■ Exercise description ■
Below are entries to be transcribed exactly; exclude the pictures from the copy.

■ Data section ■
┌──

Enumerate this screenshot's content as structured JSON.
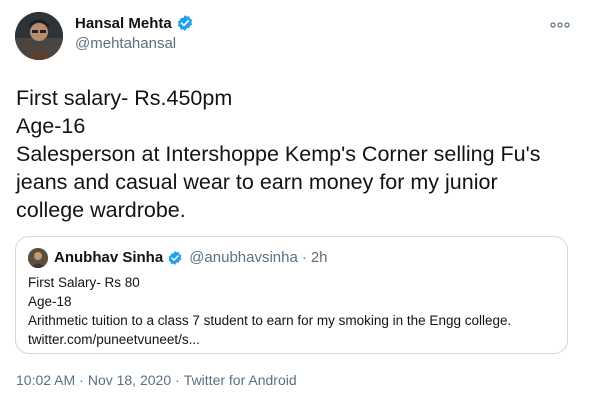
{
  "author": {
    "name": "Hansal Mehta",
    "handle": "@mehtahansal",
    "verified_icon": "verified-badge-icon",
    "avatar_icon": "avatar"
  },
  "menu_icon": "more-options-icon",
  "tweet": {
    "lines": [
      "First salary- Rs.450pm",
      "Age-16",
      "Salesperson at Intershoppe Kemp's Corner selling Fu's",
      "jeans and casual wear to earn money for my junior",
      "college wardrobe."
    ]
  },
  "quoted": {
    "name": "Anubhav Sinha",
    "handle": "@anubhavsinha",
    "separator": "·",
    "time": "2h",
    "lines": [
      "First Salary- Rs 80",
      "Age-18",
      "Arithmetic tuition to a class 7 student to earn for my smoking in the Engg college.",
      "twitter.com/puneetvuneet/s..."
    ]
  },
  "meta": {
    "time": "10:02 AM",
    "separator": "·",
    "date": "Nov 18, 2020",
    "source": "Twitter for Android"
  },
  "colors": {
    "verified": "#1da1f2",
    "secondary_text": "#5b7083",
    "border": "#cfd9de"
  }
}
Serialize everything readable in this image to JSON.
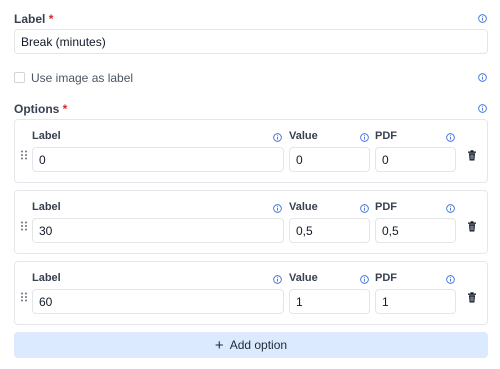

└──

■ Answer ■
Enumerate this screenshot's content as structured JSON.
{
  "author": {
    "name": "Hansal Mehta",
    "handle": "@mehtahansal",
    "verified_icon": "verified-badge-icon",
    "avatar_icon": "avatar"
  },
  "menu_icon": "more-options-icon",
  "tweet": {
    "lines": [
      "First salary- Rs.450pm",
      "Age-16",
      "Salesperson at Intershoppe Kemp's Corner selling Fu's",
      "jeans and casual wear to earn money for my junior",
      "college wardrobe."
    ]
  },
  "quoted": {
    "name": "Anubhav Sinha",
    "handle": "@anubhavsinha",
    "separator": "·",
    "time": "2h",
    "lines": [
      "First Salary- Rs 80",
      "Age-18",
      "Arithmetic tuition to a class 7 student to earn for my smoking in the Engg college.",
      "twitter.com/puneetvuneet/s..."
    ]
  },
  "meta": {
    "time": "10:02 AM",
    "separator": "·",
    "date": "Nov 18, 2020",
    "source": "Twitter for Android"
  },
  "colors": {
    "verified": "#1da1f2",
    "secondary_text": "#5b7083",
    "border": "#cfd9de"
  }
}
Serialize everything readable in this image to JSON.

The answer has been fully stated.